_TASK TO COMPLETE_
Go through the entries and count the lines with the string "title" in them. Give only that number.
··· DATA RECORDS ···
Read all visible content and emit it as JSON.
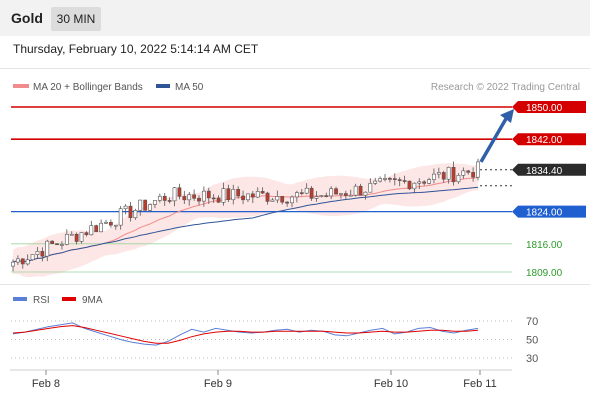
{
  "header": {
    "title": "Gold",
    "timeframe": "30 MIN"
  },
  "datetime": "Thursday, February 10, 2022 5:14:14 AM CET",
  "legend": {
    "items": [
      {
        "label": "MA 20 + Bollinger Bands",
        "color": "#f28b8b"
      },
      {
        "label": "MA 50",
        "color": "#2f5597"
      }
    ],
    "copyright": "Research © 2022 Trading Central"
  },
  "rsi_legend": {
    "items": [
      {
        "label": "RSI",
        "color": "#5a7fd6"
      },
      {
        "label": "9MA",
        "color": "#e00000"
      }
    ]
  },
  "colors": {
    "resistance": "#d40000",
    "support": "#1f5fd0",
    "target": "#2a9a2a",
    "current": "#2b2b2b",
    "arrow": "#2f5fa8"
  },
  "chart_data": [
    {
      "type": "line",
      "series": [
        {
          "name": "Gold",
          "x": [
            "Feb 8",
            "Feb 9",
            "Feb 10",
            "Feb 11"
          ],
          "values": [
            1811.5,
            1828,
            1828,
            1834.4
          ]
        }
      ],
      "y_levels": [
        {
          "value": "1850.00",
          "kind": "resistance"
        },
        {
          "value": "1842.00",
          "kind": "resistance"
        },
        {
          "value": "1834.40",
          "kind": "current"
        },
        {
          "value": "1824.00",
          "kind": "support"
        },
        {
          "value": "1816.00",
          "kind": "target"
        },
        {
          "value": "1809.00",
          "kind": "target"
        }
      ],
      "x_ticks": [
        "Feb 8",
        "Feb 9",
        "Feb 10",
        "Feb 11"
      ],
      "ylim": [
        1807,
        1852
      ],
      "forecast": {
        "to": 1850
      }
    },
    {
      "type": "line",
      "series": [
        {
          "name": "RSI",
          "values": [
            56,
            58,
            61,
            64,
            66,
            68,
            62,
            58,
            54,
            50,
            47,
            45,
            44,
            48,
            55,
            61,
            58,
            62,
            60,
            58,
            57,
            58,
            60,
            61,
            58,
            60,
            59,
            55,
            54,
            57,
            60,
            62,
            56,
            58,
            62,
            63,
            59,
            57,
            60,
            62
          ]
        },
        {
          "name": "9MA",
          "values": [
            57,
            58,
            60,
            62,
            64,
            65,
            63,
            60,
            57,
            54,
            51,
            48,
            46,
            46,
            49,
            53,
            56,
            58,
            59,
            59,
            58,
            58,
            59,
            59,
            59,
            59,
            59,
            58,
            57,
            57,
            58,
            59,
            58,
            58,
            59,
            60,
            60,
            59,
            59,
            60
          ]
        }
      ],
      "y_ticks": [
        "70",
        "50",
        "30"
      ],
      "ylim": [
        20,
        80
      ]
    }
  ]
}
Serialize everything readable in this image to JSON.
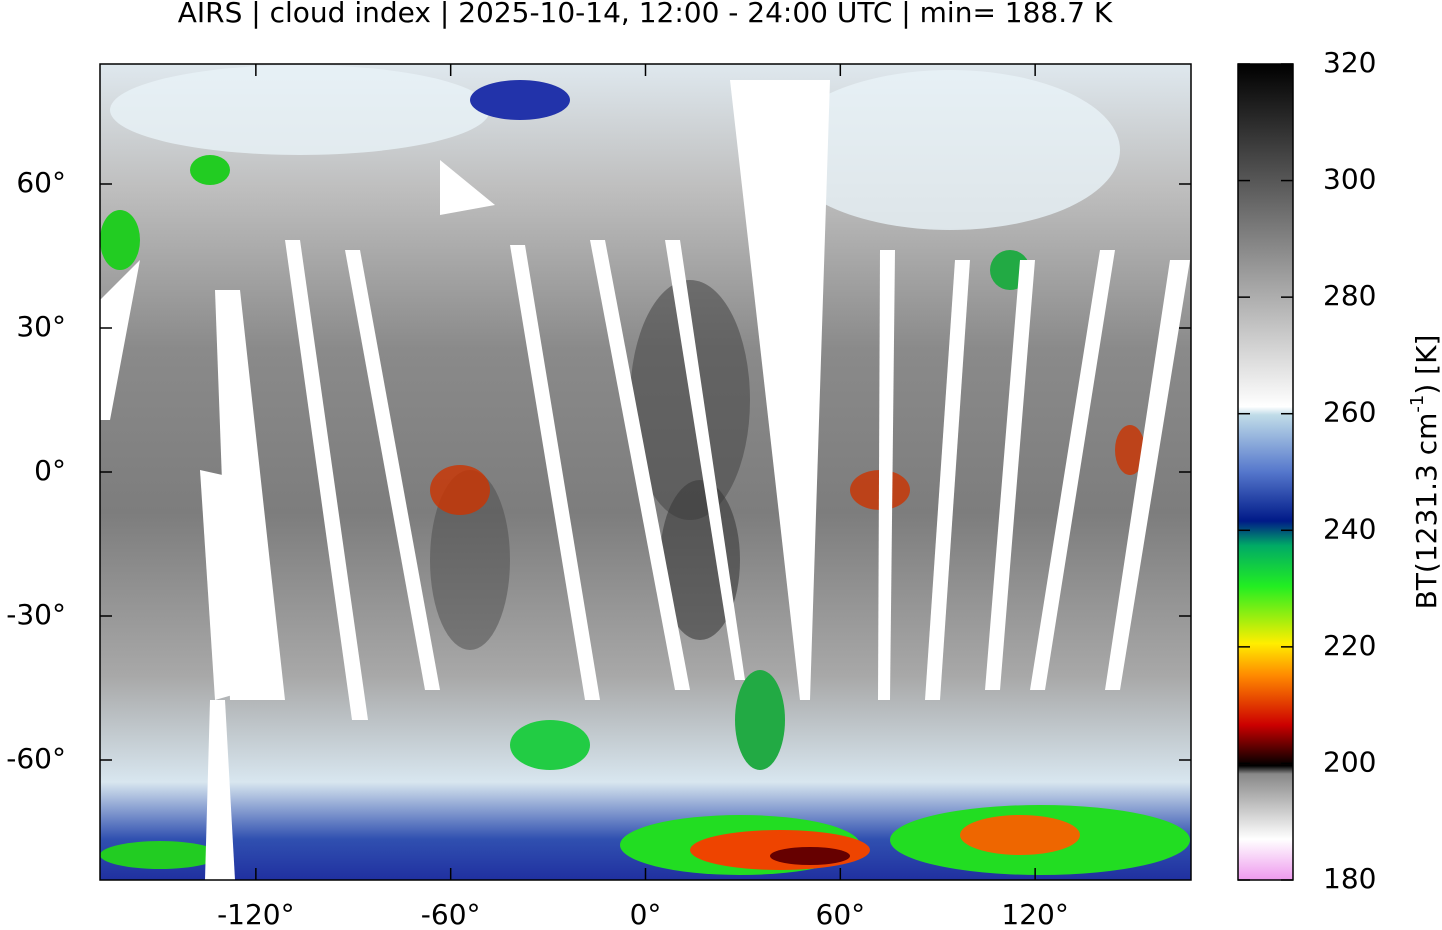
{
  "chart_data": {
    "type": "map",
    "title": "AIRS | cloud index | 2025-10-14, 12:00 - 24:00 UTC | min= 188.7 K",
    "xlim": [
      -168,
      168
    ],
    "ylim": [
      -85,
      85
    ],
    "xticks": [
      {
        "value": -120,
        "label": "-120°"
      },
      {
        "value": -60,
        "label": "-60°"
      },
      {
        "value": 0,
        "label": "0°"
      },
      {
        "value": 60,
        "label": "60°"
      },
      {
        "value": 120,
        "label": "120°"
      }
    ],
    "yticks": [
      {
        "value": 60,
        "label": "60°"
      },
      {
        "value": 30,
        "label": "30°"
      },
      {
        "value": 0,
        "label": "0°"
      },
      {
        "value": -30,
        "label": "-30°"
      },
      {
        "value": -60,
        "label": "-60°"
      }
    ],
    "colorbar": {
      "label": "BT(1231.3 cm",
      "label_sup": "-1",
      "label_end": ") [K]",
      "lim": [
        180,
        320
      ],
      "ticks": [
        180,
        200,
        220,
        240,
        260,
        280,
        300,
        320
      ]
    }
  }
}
···
_EXPECTED ANSWER_
2